> [What is being asked]
Report all lines from the entries below in which "gada" appears.

Collection entries
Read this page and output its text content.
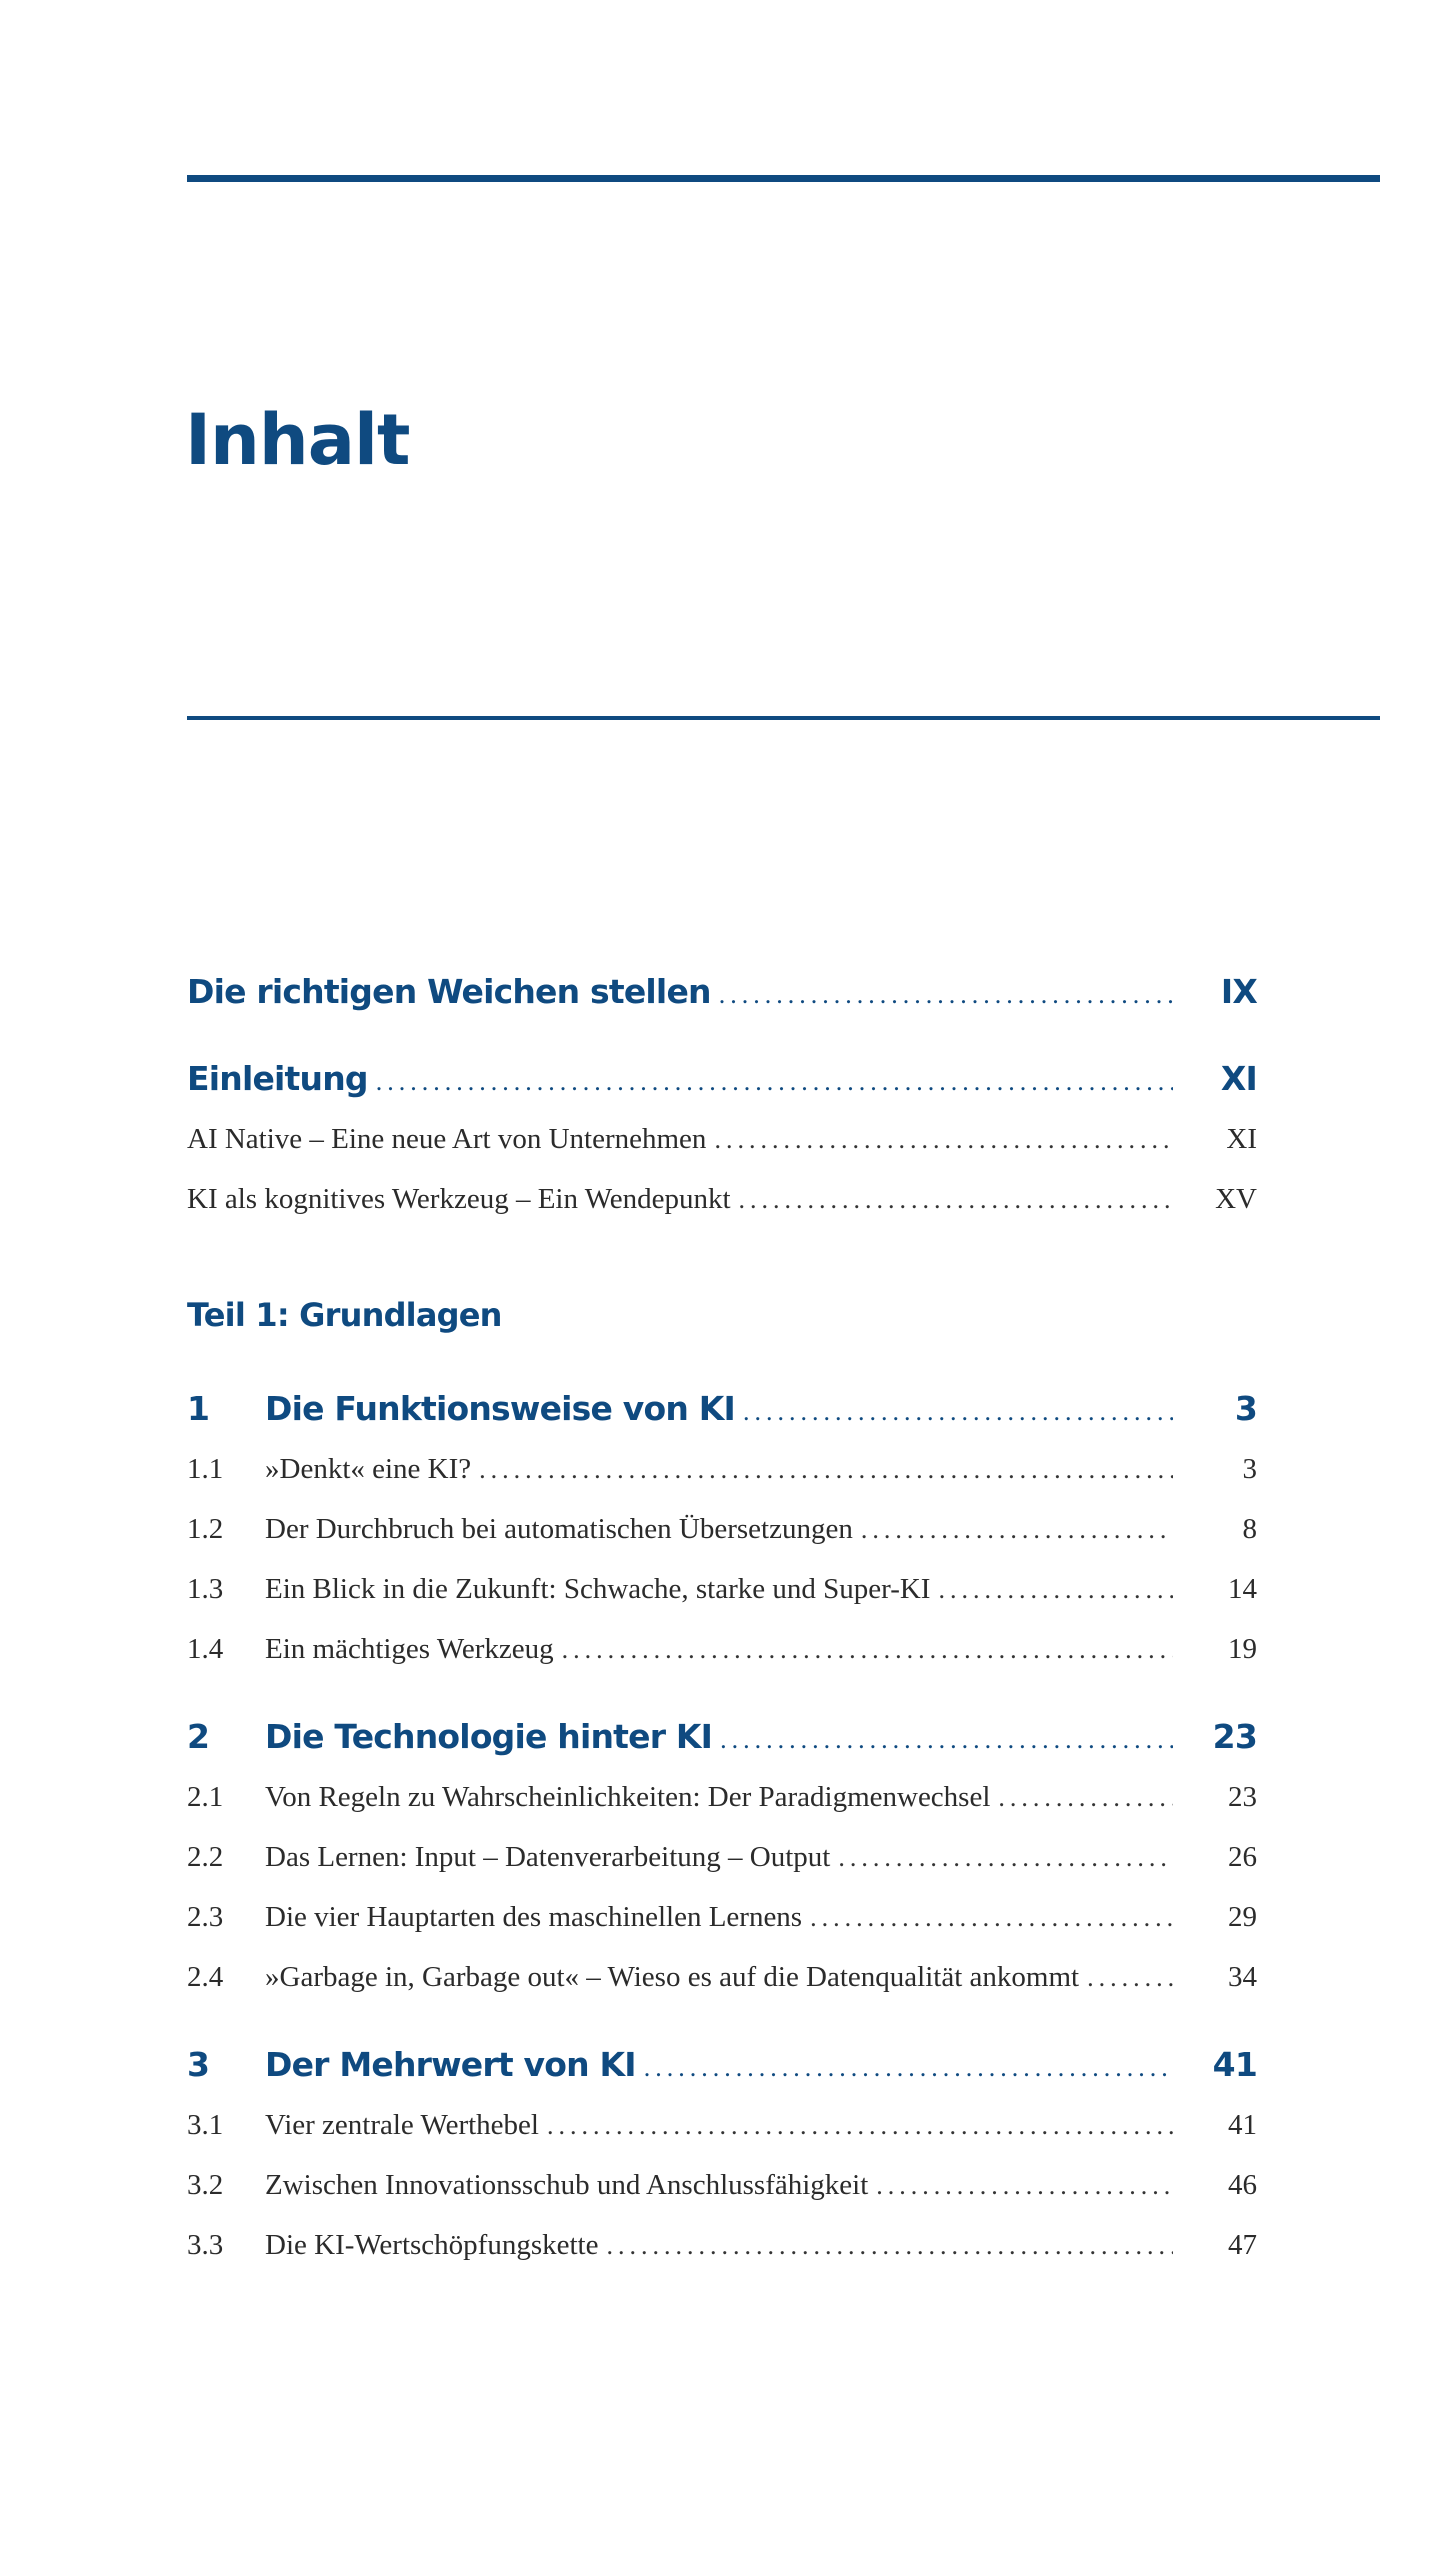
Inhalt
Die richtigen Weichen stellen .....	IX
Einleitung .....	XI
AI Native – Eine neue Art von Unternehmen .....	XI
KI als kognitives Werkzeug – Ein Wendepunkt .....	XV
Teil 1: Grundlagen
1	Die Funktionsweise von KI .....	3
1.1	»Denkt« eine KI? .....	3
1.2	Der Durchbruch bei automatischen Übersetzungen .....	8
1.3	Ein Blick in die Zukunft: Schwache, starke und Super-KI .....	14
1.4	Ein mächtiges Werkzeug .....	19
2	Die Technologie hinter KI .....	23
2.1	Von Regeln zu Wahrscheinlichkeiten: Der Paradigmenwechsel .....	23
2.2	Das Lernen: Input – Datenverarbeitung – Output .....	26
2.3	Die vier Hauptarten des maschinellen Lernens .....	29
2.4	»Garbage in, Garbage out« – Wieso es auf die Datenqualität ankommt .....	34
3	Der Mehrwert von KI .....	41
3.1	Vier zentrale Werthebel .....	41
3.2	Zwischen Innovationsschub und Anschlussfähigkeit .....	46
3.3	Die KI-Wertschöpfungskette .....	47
---
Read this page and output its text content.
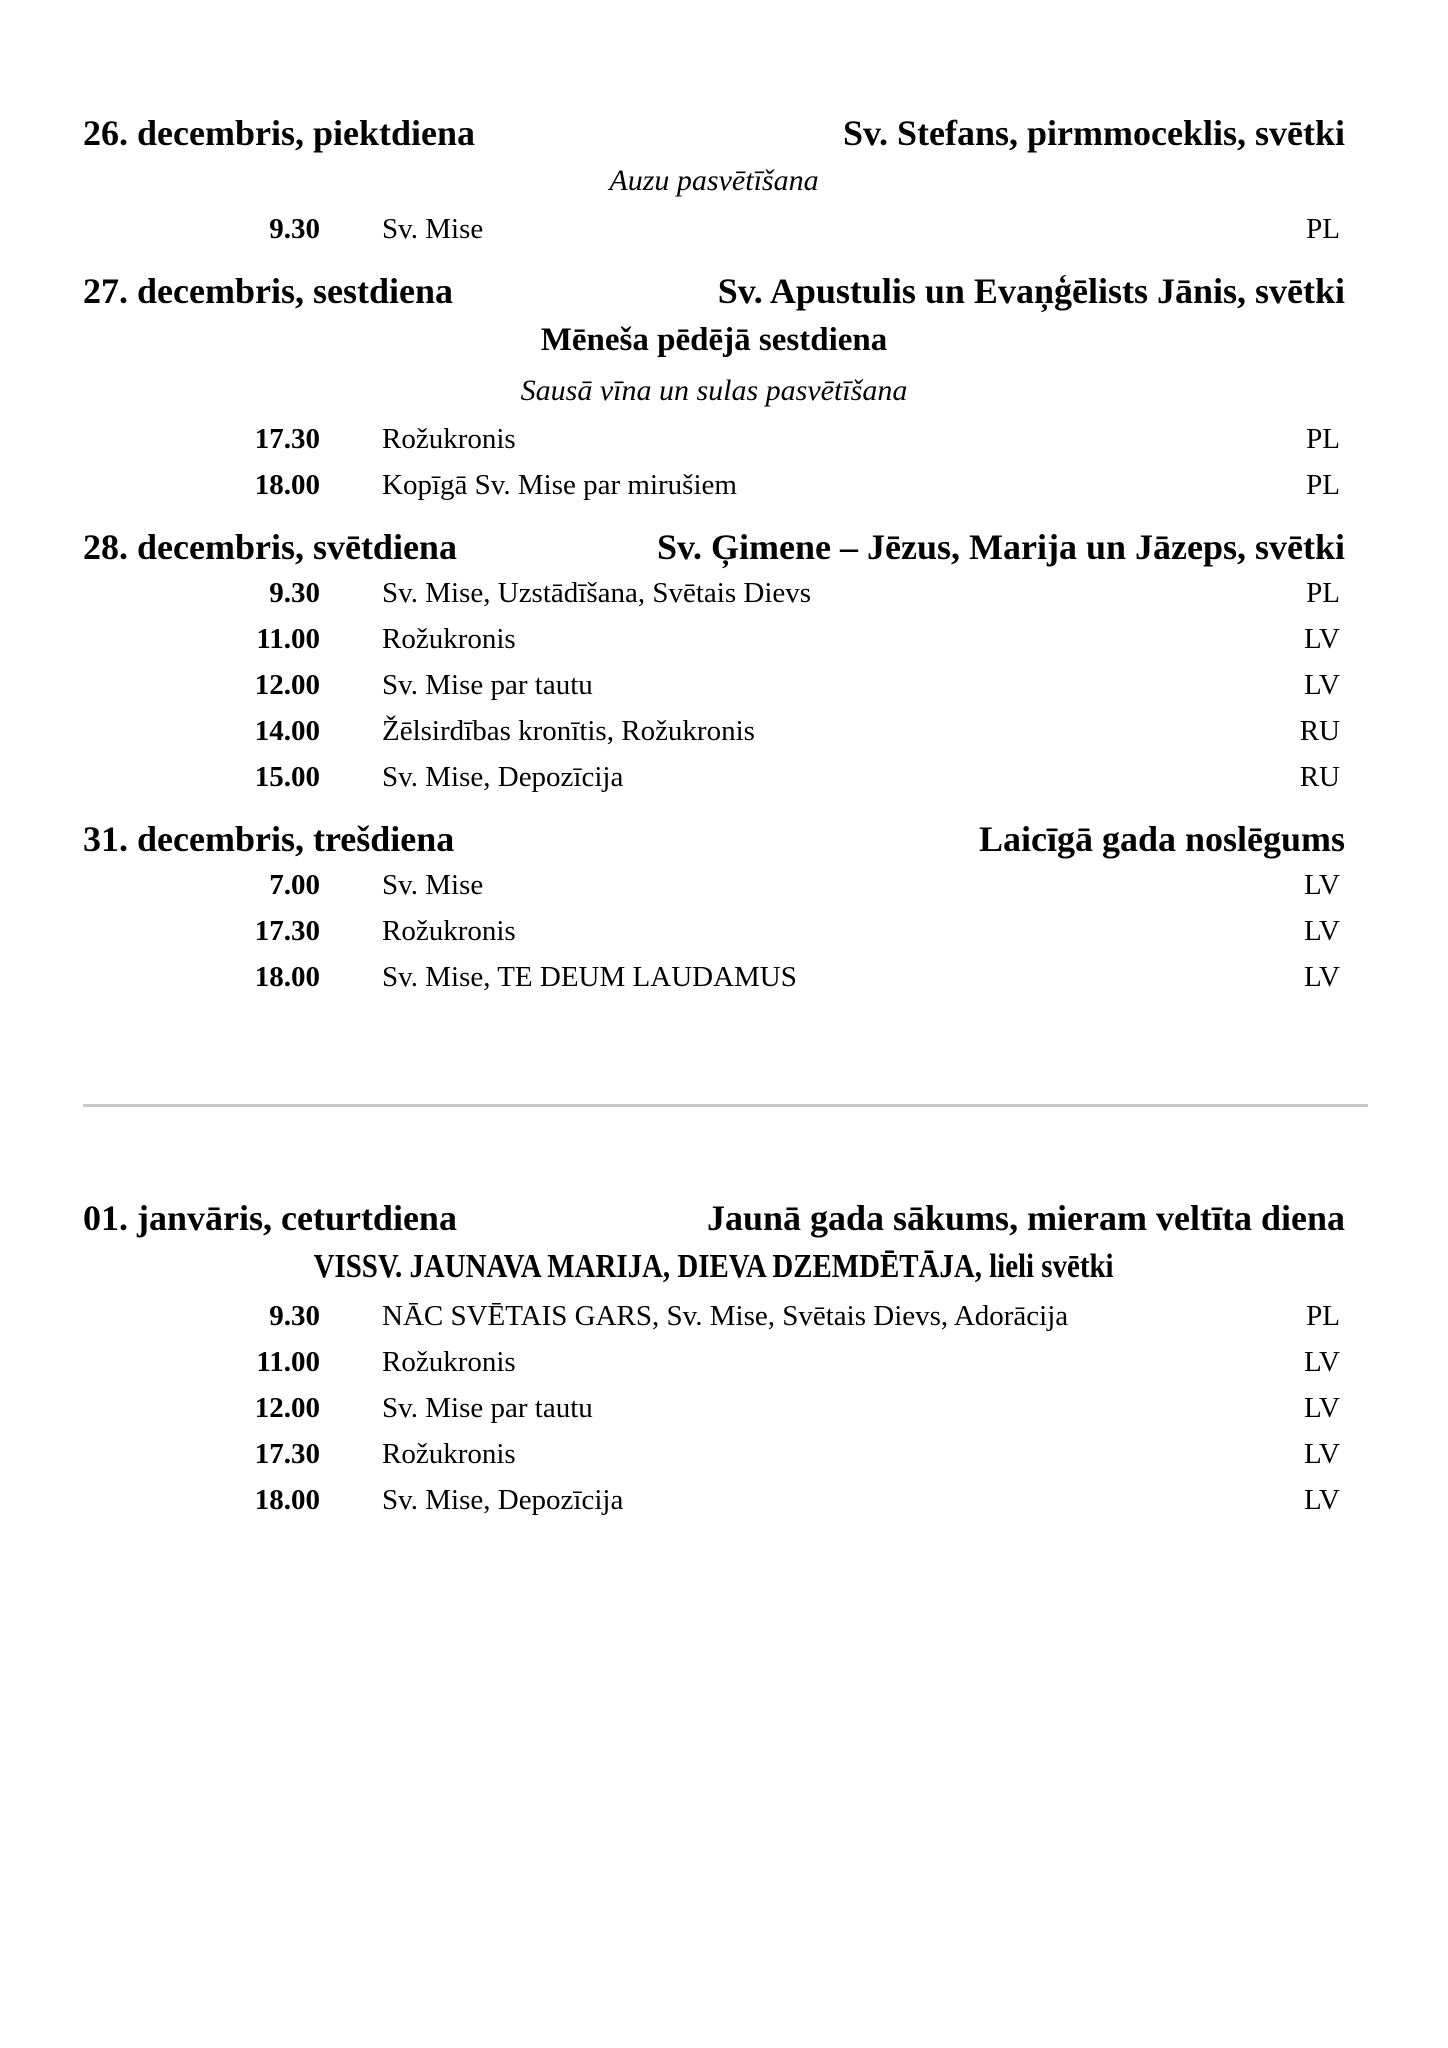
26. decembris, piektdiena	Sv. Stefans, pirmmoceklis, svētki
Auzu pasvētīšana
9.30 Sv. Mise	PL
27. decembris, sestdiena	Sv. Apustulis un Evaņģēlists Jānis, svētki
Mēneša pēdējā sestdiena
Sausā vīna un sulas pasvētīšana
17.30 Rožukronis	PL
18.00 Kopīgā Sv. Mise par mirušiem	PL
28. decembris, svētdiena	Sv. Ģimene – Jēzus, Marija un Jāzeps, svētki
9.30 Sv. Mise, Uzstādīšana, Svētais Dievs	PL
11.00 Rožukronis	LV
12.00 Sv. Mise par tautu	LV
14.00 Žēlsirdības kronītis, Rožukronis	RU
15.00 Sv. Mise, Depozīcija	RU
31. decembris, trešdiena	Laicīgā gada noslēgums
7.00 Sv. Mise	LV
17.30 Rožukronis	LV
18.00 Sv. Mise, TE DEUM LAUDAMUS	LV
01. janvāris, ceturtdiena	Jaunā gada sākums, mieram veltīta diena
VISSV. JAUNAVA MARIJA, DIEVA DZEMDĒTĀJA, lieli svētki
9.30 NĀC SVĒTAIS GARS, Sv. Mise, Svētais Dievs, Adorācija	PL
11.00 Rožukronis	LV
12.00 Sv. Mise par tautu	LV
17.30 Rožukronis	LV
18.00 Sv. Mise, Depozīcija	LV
...
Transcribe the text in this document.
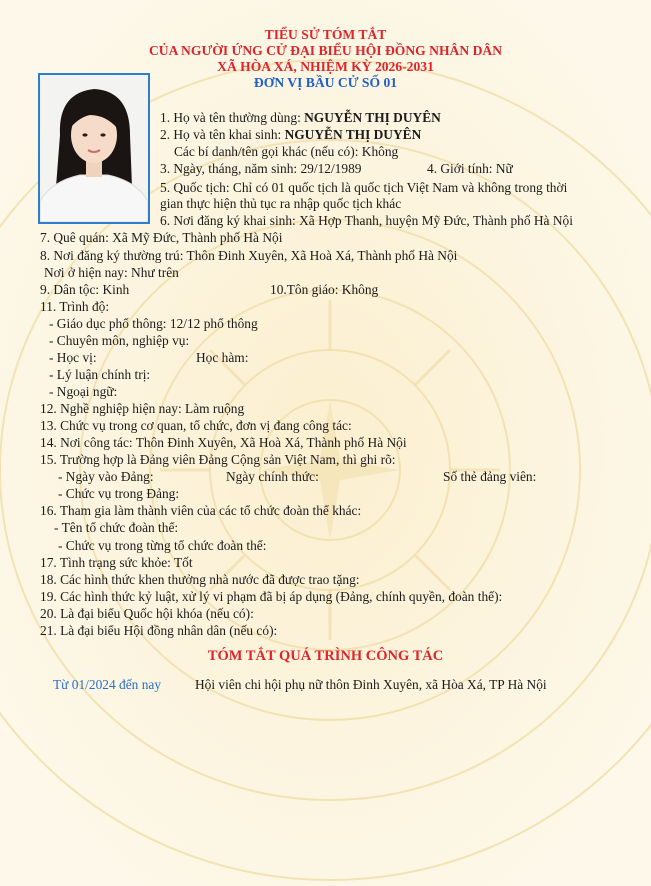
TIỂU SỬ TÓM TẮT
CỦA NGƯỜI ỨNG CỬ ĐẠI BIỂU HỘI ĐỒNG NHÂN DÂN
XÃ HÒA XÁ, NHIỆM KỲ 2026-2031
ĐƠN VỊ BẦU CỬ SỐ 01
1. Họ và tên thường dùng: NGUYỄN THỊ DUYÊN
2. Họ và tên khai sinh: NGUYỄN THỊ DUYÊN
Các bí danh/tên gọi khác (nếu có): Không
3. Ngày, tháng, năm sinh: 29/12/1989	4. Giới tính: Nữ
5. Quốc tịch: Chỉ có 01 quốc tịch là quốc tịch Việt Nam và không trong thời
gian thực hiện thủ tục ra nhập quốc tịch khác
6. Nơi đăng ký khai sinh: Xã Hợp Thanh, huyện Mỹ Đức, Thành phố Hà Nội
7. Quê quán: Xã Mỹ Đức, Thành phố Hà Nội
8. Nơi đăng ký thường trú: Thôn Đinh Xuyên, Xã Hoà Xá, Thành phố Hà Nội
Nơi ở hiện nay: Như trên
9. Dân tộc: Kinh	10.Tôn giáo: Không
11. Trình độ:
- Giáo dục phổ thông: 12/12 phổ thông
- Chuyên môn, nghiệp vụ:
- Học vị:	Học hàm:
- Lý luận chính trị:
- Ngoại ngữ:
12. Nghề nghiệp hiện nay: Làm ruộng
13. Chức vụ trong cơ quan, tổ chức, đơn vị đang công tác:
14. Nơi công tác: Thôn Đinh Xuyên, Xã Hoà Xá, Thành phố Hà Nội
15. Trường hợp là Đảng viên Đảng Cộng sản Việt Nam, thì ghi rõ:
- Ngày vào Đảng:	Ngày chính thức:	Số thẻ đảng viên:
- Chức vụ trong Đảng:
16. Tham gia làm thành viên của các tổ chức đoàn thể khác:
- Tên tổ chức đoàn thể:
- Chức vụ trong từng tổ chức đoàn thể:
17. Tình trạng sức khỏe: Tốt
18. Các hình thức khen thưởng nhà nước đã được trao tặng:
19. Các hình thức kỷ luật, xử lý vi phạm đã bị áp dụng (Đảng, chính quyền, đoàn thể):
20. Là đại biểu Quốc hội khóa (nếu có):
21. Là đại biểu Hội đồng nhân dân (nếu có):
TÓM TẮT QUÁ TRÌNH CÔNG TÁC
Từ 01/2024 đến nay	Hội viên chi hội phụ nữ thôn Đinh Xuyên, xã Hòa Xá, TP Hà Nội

> [Exercise response]
31. decembris, trešdiena	Laicīgā gada noslēgums
01. janvāris, ceturtdiena	Jaunā gada sākums, mieram veltīta diena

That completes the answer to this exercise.